(Data records)
◇ ◇ ◇ ◇ ◇

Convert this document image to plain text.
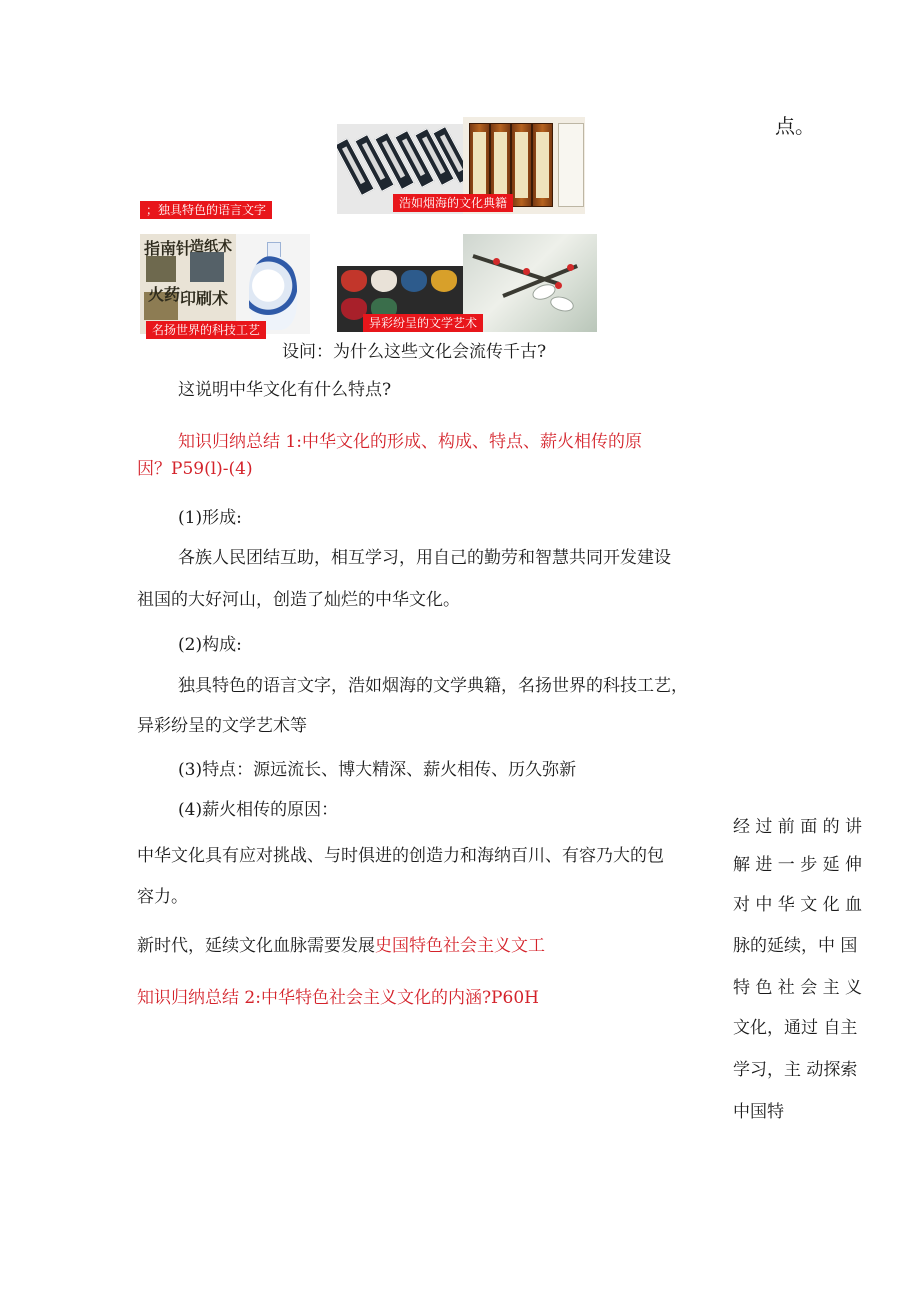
点。
浩如烟海的文化典籍
；独具特色的语言文字
指南针
造纸术
火药 印刷术
名扬世界的科技工艺	异彩纷呈的文学艺术
设问：为什么这些文化会流传千古?
这说明中华文化有什么特点?
知识归纳总结 1:中华文化的形成、构成、特点、薪火相传的原
因？P59(l)-(4)
(1)形成:
各族人民团结互助，相互学习，用自己的勤劳和智慧共同开发建设
祖国的大好河山，创造了灿烂的中华文化。
(2)构成:
独具特色的语言文字，浩如烟海的文学典籍，名扬世界的科技工艺，
异彩纷呈的文学艺术等
(3)特点：源远流长、博大精深、薪火相传、历久弥新
(4)薪火相传的原因：
中华文化具有应对挑战、与时俱进的创造力和海纳百川、有容乃大的包
容力。
新时代，延续文化血脉需要发展史国特色社会主义文工
知识归纳总结 2:中华特色社会主义文化的内涵?P60H
经 过 前 面 的 讲
解 进 一 步 延 伸
对 中 华 文 化 血
脉的延续，中 国
特 色 社 会 主 义
文化，通过 自主
学习，主 动探索
中国特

◇ ◇ ◇ ◇ ◇

*Exercise aim*
Transcribe each line above verbatim, with the pictures left out.

*Answer to this problem*
Convert this document image to plain text.
点。
浩如烟海的文化典籍
；独具特色的语言文字
指南针
造纸术
火药 印刷术
名扬世界的科技工艺	异彩纷呈的文学艺术
设问：为什么这些文化会流传千古?
这说明中华文化有什么特点?
知识归纳总结 1:中华文化的形成、构成、特点、薪火相传的原
因？P59(l)-(4)
(1)形成:
各族人民团结互助，相互学习，用自己的勤劳和智慧共同开发建设
祖国的大好河山，创造了灿烂的中华文化。
(2)构成:
独具特色的语言文字，浩如烟海的文学典籍，名扬世界的科技工艺，
异彩纷呈的文学艺术等
(3)特点：源远流长、博大精深、薪火相传、历久弥新
(4)薪火相传的原因：
中华文化具有应对挑战、与时俱进的创造力和海纳百川、有容乃大的包
容力。
新时代，延续文化血脉需要发展史国特色社会主义文工
知识归纳总结 2:中华特色社会主义文化的内涵?P60H
经 过 前 面 的 讲
解 进 一 步 延 伸
对 中 华 文 化 血
脉的延续，中 国
特 色 社 会 主 义
文化，通过 自主
学习，主 动探索
中国特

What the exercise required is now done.